** BEGIN **

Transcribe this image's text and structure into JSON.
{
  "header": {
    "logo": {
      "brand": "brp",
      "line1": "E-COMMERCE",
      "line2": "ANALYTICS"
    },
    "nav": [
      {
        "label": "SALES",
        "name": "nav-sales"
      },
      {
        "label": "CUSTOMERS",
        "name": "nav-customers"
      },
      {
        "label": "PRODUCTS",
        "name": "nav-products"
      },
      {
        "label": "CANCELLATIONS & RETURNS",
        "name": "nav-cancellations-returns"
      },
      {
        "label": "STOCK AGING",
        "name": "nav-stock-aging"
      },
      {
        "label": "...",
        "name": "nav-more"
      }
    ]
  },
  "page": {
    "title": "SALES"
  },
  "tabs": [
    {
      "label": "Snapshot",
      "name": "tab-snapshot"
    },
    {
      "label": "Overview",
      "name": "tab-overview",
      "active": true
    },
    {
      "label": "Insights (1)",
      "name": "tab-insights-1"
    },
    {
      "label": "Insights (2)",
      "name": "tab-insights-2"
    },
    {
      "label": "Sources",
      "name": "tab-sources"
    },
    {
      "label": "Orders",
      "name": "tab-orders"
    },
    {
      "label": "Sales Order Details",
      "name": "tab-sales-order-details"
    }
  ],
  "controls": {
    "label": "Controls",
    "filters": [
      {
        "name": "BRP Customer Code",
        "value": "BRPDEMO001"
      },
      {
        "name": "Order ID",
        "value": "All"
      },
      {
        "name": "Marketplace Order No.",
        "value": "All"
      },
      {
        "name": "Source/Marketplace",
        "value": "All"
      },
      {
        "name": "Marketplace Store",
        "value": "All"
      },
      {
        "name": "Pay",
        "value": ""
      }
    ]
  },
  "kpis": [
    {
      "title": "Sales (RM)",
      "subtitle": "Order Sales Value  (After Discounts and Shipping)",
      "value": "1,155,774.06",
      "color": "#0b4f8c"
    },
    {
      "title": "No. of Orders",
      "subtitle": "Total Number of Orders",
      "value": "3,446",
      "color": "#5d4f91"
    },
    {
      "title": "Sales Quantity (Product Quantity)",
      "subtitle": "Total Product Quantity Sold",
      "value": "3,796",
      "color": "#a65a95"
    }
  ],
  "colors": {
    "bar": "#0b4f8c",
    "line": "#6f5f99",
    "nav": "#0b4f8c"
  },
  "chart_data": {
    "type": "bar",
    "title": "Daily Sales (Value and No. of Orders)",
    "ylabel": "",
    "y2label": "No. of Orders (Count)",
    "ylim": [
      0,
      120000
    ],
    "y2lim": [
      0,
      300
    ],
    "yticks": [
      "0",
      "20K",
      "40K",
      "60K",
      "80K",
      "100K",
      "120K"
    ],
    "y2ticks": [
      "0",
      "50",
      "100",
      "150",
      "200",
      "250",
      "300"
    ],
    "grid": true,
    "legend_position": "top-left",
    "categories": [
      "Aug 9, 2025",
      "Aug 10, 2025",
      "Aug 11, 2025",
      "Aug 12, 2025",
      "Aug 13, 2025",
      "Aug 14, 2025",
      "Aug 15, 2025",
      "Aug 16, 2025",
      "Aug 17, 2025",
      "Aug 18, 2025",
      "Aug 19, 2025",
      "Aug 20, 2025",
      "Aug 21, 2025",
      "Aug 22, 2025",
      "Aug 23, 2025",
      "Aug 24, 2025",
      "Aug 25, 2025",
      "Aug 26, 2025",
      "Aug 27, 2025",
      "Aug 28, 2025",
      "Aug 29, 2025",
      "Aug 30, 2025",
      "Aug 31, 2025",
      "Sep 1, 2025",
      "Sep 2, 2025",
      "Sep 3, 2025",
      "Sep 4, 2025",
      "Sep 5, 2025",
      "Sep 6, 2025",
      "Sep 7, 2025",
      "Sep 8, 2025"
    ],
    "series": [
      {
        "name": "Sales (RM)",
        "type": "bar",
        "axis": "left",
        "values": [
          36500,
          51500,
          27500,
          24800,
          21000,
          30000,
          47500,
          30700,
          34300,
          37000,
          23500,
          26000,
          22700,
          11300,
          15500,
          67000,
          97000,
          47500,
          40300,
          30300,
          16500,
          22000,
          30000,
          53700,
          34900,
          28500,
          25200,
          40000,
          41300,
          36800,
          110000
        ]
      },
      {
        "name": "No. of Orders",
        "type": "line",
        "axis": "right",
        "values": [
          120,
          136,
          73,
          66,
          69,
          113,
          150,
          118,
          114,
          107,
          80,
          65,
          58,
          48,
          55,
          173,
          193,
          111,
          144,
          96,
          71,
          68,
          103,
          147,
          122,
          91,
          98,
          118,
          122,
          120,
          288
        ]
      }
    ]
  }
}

** END **

Task: Output every record above exactly as it appears.

Response to this exercise:
Transcribe this image's text and structure into JSON.
{
  "header": {
    "logo": {
      "brand": "brp",
      "line1": "E-COMMERCE",
      "line2": "ANALYTICS"
    },
    "nav": [
      {
        "label": "SALES",
        "name": "nav-sales"
      },
      {
        "label": "CUSTOMERS",
        "name": "nav-customers"
      },
      {
        "label": "PRODUCTS",
        "name": "nav-products"
      },
      {
        "label": "CANCELLATIONS & RETURNS",
        "name": "nav-cancellations-returns"
      },
      {
        "label": "STOCK AGING",
        "name": "nav-stock-aging"
      },
      {
        "label": "...",
        "name": "nav-more"
      }
    ]
  },
  "page": {
    "title": "SALES"
  },
  "tabs": [
    {
      "label": "Snapshot",
      "name": "tab-snapshot"
    },
    {
      "label": "Overview",
      "name": "tab-overview",
      "active": true
    },
    {
      "label": "Insights (1)",
      "name": "tab-insights-1"
    },
    {
      "label": "Insights (2)",
      "name": "tab-insights-2"
    },
    {
      "label": "Sources",
      "name": "tab-sources"
    },
    {
      "label": "Orders",
      "name": "tab-orders"
    },
    {
      "label": "Sales Order Details",
      "name": "tab-sales-order-details"
    }
  ],
  "controls": {
    "label": "Controls",
    "filters": [
      {
        "name": "BRP Customer Code",
        "value": "BRPDEMO001"
      },
      {
        "name": "Order ID",
        "value": "All"
      },
      {
        "name": "Marketplace Order No.",
        "value": "All"
      },
      {
        "name": "Source/Marketplace",
        "value": "All"
      },
      {
        "name": "Marketplace Store",
        "value": "All"
      },
      {
        "name": "Pay",
        "value": ""
      }
    ]
  },
  "kpis": [
    {
      "title": "Sales (RM)",
      "subtitle": "Order Sales Value  (After Discounts and Shipping)",
      "value": "1,155,774.06",
      "color": "#0b4f8c"
    },
    {
      "title": "No. of Orders",
      "subtitle": "Total Number of Orders",
      "value": "3,446",
      "color": "#5d4f91"
    },
    {
      "title": "Sales Quantity (Product Quantity)",
      "subtitle": "Total Product Quantity Sold",
      "value": "3,796",
      "color": "#a65a95"
    }
  ],
  "colors": {
    "bar": "#0b4f8c",
    "line": "#6f5f99",
    "nav": "#0b4f8c"
  },
  "chart_data": {
    "type": "bar",
    "title": "Daily Sales (Value and No. of Orders)",
    "ylabel": "",
    "y2label": "No. of Orders (Count)",
    "ylim": [
      0,
      120000
    ],
    "y2lim": [
      0,
      300
    ],
    "yticks": [
      "0",
      "20K",
      "40K",
      "60K",
      "80K",
      "100K",
      "120K"
    ],
    "y2ticks": [
      "0",
      "50",
      "100",
      "150",
      "200",
      "250",
      "300"
    ],
    "grid": true,
    "legend_position": "top-left",
    "categories": [
      "Aug 9, 2025",
      "Aug 10, 2025",
      "Aug 11, 2025",
      "Aug 12, 2025",
      "Aug 13, 2025",
      "Aug 14, 2025",
      "Aug 15, 2025",
      "Aug 16, 2025",
      "Aug 17, 2025",
      "Aug 18, 2025",
      "Aug 19, 2025",
      "Aug 20, 2025",
      "Aug 21, 2025",
      "Aug 22, 2025",
      "Aug 23, 2025",
      "Aug 24, 2025",
      "Aug 25, 2025",
      "Aug 26, 2025",
      "Aug 27, 2025",
      "Aug 28, 2025",
      "Aug 29, 2025",
      "Aug 30, 2025",
      "Aug 31, 2025",
      "Sep 1, 2025",
      "Sep 2, 2025",
      "Sep 3, 2025",
      "Sep 4, 2025",
      "Sep 5, 2025",
      "Sep 6, 2025",
      "Sep 7, 2025",
      "Sep 8, 2025"
    ],
    "series": [
      {
        "name": "Sales (RM)",
        "type": "bar",
        "axis": "left",
        "values": [
          36500,
          51500,
          27500,
          24800,
          21000,
          30000,
          47500,
          30700,
          34300,
          37000,
          23500,
          26000,
          22700,
          11300,
          15500,
          67000,
          97000,
          47500,
          40300,
          30300,
          16500,
          22000,
          30000,
          53700,
          34900,
          28500,
          25200,
          40000,
          41300,
          36800,
          110000
        ]
      },
      {
        "name": "No. of Orders",
        "type": "line",
        "axis": "right",
        "values": [
          120,
          136,
          73,
          66,
          69,
          113,
          150,
          118,
          114,
          107,
          80,
          65,
          58,
          48,
          55,
          173,
          193,
          111,
          144,
          96,
          71,
          68,
          103,
          147,
          122,
          91,
          98,
          118,
          122,
          120,
          288
        ]
      }
    ]
  }
}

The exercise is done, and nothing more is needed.